→ **Excerpt**:
All leaders will be remembered, but some more than others. For Nigerian President Goodluck Ebele Jonathan nothing can be more objective than to assume the people of Nigeria will remember him for an era with a bomb too many.
The Aviation sector restructuring, the National Confab, the energy sector privatization and a host of his good deeds will slip through the memories of those who have lost their families in the violence of the Boko Haram chaos at different parts of the country.
Of course Goodluck will not be the first of Nigerian presidents to be seen as one who almost lead the country into chaos; however at the current momentum this will become inevitable, given that the Jonathan administration has witnessed a staggering number in loss of lives.
His predecessor Yar’adua who failed to resign till his eventual demise is still remembered by a majority of the Nigerian people to have brought a reduction in a militancy momentum which began in the South-South region of the country, prior to that administration, the government of Olusegun Obasanjo who received a colossal defeat in his attempt at a third term, was credited with the successes of political stability, security and the privatization of the communication sector. Not to mention, even Abdusalam Abubakar who took over reigns after the death of tyrant leader Gen Sani Abacha is known for ensuring a smooth military to civilian transition.

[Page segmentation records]

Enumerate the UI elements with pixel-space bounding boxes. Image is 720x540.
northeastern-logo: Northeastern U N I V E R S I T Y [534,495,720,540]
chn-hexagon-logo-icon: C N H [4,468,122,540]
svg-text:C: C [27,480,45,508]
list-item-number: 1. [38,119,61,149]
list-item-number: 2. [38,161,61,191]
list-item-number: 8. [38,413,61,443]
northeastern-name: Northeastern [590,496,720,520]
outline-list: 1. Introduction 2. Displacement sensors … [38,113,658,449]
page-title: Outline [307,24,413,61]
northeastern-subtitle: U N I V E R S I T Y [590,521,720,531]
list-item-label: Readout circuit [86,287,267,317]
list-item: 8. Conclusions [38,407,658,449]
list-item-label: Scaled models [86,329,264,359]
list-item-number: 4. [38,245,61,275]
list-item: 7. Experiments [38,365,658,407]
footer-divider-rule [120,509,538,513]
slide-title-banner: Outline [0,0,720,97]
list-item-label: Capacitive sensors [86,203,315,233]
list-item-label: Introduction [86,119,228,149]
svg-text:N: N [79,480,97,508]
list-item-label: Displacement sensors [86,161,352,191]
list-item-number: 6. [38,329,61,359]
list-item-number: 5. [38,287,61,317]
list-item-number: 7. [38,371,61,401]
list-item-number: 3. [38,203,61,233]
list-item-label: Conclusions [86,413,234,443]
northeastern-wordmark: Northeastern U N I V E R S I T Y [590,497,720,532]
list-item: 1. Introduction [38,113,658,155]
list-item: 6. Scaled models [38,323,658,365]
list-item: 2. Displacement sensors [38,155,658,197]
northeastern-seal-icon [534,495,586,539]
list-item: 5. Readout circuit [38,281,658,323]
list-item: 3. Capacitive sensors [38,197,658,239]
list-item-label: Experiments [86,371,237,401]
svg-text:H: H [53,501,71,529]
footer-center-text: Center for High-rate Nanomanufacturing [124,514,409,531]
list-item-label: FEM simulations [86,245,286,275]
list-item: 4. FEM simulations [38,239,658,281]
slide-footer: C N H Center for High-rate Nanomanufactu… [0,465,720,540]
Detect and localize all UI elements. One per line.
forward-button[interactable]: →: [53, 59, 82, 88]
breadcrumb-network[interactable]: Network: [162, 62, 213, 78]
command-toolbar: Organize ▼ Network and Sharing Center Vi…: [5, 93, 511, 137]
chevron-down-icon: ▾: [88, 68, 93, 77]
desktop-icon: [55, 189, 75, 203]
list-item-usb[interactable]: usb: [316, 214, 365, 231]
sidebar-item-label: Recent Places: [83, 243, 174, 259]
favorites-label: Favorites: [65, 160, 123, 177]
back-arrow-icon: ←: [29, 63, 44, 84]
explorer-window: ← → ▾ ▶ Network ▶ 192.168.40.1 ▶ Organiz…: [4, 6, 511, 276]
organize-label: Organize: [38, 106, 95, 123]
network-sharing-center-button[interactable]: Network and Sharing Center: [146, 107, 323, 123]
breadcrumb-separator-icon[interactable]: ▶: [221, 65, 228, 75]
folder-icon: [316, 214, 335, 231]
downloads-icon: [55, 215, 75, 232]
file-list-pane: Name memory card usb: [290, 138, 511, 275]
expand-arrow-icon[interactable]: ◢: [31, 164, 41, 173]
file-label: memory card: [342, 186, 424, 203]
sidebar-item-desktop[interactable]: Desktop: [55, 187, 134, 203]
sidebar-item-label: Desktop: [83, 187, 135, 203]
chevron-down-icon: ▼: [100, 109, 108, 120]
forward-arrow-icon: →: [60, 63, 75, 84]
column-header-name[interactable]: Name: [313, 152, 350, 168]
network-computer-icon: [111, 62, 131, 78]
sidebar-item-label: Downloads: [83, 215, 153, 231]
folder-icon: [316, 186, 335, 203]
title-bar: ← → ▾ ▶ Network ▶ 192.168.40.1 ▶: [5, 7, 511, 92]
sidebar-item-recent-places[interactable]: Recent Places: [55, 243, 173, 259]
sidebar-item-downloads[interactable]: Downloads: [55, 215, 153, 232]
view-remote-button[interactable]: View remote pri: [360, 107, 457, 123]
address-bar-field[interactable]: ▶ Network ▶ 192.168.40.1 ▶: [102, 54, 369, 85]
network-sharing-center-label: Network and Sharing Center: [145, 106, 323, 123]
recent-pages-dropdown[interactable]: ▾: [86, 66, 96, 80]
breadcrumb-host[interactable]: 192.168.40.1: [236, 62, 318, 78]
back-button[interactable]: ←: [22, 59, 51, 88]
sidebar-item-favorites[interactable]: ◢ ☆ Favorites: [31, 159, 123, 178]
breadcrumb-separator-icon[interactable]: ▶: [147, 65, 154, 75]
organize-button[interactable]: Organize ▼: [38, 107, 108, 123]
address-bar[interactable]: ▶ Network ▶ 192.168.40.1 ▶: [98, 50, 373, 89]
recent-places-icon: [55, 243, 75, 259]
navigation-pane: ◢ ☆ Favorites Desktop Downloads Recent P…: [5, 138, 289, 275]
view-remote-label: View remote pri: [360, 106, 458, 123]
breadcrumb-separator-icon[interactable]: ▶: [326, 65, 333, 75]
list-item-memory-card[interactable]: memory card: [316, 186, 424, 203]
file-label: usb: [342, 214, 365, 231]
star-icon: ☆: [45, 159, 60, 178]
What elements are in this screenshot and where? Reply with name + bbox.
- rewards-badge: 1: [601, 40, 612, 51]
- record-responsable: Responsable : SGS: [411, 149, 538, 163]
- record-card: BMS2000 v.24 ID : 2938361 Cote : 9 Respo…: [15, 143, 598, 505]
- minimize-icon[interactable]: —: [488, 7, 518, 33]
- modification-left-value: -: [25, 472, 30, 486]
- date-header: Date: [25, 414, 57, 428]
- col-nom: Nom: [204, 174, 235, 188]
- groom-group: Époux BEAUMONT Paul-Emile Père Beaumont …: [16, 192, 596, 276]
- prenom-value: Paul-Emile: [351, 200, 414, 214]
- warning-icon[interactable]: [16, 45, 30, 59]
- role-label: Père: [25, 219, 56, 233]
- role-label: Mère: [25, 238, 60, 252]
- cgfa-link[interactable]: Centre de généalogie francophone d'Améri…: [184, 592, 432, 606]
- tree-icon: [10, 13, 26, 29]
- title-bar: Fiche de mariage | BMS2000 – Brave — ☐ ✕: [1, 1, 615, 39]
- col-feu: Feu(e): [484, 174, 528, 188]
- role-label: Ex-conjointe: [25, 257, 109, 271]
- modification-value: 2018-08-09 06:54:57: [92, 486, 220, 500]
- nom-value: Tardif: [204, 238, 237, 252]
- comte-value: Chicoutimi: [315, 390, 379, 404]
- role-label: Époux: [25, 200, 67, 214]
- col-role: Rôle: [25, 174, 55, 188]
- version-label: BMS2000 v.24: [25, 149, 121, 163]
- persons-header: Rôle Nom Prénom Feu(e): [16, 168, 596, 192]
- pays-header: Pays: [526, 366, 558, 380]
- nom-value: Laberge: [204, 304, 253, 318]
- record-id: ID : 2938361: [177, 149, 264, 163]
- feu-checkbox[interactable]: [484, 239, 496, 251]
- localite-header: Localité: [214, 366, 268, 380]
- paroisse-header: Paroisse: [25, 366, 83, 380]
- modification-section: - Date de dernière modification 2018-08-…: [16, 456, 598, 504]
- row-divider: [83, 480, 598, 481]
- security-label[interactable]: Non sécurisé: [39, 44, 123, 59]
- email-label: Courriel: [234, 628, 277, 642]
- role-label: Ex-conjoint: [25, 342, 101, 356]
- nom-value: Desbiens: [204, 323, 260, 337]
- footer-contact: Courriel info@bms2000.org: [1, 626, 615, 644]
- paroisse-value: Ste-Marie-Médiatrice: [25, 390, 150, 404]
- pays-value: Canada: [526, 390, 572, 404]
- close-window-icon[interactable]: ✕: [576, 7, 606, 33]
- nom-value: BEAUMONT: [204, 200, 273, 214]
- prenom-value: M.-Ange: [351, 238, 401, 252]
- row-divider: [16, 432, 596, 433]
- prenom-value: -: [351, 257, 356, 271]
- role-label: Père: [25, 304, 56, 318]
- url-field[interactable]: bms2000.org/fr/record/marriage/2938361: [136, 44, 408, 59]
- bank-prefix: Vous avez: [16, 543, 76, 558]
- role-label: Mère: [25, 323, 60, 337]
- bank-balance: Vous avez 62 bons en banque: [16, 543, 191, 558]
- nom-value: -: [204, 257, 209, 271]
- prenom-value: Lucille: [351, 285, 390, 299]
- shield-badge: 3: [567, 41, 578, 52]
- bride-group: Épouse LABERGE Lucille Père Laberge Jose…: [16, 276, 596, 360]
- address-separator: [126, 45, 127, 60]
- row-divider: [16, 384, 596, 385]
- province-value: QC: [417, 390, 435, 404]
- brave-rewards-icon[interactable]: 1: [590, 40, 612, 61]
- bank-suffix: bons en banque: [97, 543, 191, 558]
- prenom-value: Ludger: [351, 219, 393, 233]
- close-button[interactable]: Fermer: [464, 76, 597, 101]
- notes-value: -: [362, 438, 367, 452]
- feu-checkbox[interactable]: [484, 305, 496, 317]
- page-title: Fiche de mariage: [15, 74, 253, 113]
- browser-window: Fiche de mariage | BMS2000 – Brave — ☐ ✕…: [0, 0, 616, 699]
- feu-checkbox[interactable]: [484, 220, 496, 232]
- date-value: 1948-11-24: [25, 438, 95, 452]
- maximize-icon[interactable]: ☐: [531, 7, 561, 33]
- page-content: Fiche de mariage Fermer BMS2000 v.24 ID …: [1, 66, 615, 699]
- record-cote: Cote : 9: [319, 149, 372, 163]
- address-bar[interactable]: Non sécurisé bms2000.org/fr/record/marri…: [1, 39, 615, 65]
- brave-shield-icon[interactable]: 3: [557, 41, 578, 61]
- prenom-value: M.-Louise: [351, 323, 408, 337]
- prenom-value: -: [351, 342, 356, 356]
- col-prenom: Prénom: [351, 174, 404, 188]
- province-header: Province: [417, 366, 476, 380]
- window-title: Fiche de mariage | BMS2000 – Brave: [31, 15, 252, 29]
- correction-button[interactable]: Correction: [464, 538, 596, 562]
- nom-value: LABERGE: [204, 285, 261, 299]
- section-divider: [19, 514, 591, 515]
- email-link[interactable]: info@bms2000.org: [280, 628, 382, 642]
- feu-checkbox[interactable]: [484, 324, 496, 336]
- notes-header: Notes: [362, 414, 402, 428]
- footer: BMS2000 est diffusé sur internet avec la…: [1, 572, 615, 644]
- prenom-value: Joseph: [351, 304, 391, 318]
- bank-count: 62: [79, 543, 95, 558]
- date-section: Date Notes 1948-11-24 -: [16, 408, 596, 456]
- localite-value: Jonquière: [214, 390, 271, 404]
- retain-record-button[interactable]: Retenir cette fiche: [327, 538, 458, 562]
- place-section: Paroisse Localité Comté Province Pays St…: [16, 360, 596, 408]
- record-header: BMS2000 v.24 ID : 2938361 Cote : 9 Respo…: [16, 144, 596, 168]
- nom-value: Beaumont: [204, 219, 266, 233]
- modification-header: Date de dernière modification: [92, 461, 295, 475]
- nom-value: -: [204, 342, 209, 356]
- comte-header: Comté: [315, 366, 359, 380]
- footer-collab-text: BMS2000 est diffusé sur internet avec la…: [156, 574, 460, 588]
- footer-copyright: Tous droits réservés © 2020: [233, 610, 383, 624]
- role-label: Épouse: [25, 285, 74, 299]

→ **Required tasks**:
1: In the commentary on Goodluck Jonathan, what is Abdusalam Abubakar said to be known for?
2: Copy the commentary on Goodluck Jonathan word for word, everything from "His predecessor Yar’adua" down to "to civilian transition.".

→ **Solutions to each task**:
1: Ensuring a smooth military to civilian transition.

2:
His predecessor Yar’adua who failed to resign till his eventual demise is still remembered by a majority of the Nigerian people to have brought a reduction in a militancy momentum which began in the South-South region of the country, prior to that administration, the government of Olusegun Obasanjo who received a colossal defeat in his attempt at a third term, was credited with the successes of political stability, security and the privatization of the communication sector. Not to mention, even Abdusalam Abubakar who took over reigns after the death of tyrant leader Gen Sani Abacha is known for ensuring a smooth military to civilian transition.